### Source passage
Tag Archives: #conscious

Second Chance

One of my favorite pastime is self reflection, introspection, and gratitude for all I’ve been given through the years whether pain, sadness, loss, happiness, triumph, and gain. I spent a good amount of time in self contemplation on my birthday this last weekend. Self reflection is a great way to improve upon my life to learn and grow from missteps and to break cycles. During my 52 years of life, I have had many rebirths and restarts. My greatest rebirth, and truly second chance, was losing the label of mental illness. Now I wear the label of mental health and mental wellness.

Without looking back on what it meant to have mental illness, I want to share about being given a second chance at life on my terms, in my own unique style, in total consciousness, and knowing I get to choose each step of the way. Before, I used to live like a zombie, all of my emotions shut down, I felt so dead since I was heavily medicated because life felt so bad and painful. I couldn’t face the feelings of all the bad things that had happened to me. I was numb to life.

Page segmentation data
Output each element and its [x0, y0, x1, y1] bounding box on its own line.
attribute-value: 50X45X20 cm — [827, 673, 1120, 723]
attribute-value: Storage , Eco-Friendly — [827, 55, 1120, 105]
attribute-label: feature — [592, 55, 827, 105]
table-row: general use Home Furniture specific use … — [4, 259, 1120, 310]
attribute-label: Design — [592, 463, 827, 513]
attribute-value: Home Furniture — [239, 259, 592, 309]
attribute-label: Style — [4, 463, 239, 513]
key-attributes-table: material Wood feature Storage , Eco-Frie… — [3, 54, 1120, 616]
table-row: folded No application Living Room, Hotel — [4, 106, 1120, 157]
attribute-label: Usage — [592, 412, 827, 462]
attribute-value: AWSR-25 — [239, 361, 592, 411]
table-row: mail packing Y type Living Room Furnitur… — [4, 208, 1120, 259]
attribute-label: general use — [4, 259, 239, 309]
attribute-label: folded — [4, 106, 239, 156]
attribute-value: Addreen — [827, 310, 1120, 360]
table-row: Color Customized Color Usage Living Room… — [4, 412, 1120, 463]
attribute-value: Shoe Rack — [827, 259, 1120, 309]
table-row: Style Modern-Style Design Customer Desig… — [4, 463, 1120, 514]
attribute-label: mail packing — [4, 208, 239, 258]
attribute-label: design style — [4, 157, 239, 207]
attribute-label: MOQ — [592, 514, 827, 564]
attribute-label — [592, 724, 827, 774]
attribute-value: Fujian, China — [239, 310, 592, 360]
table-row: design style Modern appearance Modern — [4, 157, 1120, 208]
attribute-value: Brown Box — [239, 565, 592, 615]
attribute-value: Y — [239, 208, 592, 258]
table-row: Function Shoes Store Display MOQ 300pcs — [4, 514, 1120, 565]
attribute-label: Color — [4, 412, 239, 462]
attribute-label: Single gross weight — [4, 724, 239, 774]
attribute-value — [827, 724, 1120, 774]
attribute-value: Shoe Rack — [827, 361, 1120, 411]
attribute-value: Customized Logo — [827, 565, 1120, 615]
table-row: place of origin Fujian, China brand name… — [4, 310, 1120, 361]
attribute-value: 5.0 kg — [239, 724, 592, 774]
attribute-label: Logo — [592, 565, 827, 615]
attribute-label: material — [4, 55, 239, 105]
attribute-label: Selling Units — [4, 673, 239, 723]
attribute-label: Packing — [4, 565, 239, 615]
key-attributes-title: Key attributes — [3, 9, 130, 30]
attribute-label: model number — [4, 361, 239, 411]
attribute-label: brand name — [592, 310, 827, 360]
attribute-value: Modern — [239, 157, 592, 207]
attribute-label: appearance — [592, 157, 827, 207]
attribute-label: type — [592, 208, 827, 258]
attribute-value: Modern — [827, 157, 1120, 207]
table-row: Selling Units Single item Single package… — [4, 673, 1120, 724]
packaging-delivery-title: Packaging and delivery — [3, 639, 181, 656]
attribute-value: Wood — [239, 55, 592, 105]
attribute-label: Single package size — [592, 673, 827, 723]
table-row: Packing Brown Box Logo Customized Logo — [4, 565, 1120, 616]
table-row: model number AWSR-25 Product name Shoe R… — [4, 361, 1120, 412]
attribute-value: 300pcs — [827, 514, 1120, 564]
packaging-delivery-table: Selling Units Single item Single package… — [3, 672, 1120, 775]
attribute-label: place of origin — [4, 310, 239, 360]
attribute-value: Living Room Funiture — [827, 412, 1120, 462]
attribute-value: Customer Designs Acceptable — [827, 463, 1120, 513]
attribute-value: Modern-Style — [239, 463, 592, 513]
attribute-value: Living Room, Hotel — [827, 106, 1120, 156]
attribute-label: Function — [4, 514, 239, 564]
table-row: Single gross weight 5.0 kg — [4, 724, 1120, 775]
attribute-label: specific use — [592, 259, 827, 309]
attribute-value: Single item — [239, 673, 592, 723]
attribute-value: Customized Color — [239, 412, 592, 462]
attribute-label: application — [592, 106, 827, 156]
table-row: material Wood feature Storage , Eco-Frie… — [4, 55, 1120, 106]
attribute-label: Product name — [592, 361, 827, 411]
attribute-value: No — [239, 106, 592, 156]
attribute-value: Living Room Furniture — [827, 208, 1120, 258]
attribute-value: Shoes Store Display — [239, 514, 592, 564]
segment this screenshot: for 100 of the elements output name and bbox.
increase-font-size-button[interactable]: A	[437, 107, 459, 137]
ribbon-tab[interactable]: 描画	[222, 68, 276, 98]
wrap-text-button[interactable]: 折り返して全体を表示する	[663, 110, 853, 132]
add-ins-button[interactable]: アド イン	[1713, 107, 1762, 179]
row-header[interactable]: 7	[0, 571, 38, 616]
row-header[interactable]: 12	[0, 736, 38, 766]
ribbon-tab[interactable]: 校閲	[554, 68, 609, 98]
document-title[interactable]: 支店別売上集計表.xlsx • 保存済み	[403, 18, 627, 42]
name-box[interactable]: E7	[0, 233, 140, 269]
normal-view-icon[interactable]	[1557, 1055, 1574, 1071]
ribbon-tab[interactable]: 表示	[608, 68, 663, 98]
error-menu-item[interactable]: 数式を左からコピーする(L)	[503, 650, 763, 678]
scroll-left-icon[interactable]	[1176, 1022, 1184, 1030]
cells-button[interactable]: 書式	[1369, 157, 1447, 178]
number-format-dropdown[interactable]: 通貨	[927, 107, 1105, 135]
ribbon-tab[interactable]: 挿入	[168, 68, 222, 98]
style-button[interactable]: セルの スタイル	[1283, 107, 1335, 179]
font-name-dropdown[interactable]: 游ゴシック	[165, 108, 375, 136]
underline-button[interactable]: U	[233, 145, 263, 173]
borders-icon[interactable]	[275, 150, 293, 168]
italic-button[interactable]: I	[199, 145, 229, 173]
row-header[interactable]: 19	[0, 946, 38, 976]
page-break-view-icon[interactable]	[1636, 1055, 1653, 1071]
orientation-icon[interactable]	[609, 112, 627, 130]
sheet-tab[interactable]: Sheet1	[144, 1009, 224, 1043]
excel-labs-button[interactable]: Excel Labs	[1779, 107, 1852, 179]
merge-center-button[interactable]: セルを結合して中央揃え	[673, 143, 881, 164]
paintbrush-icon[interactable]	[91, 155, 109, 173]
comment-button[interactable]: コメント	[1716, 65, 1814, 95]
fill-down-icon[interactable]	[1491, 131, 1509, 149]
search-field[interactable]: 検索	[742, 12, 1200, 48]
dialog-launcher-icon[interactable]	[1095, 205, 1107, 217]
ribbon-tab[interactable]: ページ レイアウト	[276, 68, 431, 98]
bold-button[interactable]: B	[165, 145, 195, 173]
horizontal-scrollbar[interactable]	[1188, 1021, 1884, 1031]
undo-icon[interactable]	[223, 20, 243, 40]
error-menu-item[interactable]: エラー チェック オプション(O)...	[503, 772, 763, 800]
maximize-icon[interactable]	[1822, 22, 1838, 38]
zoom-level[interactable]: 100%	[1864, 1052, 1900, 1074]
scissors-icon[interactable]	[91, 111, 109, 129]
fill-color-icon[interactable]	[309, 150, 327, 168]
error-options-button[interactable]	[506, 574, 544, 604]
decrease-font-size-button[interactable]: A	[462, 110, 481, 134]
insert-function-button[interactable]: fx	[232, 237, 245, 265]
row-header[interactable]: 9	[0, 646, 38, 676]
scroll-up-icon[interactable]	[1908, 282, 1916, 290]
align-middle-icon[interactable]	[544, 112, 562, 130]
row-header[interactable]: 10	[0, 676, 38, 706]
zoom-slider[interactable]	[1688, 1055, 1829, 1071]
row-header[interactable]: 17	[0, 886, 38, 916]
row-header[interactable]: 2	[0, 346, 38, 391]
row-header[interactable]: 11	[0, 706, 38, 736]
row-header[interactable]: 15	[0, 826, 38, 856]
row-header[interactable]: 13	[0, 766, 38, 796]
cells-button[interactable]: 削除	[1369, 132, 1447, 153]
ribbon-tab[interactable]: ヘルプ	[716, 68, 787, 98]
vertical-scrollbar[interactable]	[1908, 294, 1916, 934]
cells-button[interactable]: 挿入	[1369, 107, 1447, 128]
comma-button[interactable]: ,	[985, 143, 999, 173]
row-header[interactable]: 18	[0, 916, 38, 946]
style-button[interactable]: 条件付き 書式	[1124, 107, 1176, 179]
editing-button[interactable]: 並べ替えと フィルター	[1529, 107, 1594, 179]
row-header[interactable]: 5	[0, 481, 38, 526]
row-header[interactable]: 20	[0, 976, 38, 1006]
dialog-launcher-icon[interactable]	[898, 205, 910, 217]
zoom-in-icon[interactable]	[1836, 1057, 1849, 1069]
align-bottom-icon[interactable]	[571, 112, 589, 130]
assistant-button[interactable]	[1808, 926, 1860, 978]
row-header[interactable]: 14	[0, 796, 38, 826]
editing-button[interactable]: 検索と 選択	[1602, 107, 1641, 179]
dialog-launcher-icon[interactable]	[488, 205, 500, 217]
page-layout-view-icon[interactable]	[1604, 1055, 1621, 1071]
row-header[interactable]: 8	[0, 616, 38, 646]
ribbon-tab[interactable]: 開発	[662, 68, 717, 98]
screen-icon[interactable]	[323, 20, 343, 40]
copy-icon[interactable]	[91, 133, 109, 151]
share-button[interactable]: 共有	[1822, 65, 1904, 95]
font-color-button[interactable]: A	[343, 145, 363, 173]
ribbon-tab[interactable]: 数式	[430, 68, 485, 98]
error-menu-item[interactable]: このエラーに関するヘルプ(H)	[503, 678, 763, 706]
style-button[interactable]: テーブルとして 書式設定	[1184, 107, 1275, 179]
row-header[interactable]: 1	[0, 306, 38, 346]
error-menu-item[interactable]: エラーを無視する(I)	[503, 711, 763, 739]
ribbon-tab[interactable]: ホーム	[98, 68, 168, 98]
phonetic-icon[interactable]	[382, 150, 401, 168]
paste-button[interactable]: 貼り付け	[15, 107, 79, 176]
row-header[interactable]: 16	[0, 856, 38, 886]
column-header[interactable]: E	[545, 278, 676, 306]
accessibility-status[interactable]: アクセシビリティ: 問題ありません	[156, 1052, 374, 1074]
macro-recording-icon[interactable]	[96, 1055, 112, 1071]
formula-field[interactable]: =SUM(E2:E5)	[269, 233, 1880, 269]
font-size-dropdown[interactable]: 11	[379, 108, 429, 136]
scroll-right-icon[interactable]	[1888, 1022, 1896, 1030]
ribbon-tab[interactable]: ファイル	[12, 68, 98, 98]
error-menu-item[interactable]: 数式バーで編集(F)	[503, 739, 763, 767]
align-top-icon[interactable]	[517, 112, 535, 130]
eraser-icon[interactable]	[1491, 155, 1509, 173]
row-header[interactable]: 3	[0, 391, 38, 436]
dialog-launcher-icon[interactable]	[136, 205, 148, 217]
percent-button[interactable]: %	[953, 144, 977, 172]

### Task objective
List every experience that the "Second Chance" passage above names in its first sentence as something the writer has been given through the years.

### Reply
Pain, sadness, loss, happiness, triumph, gain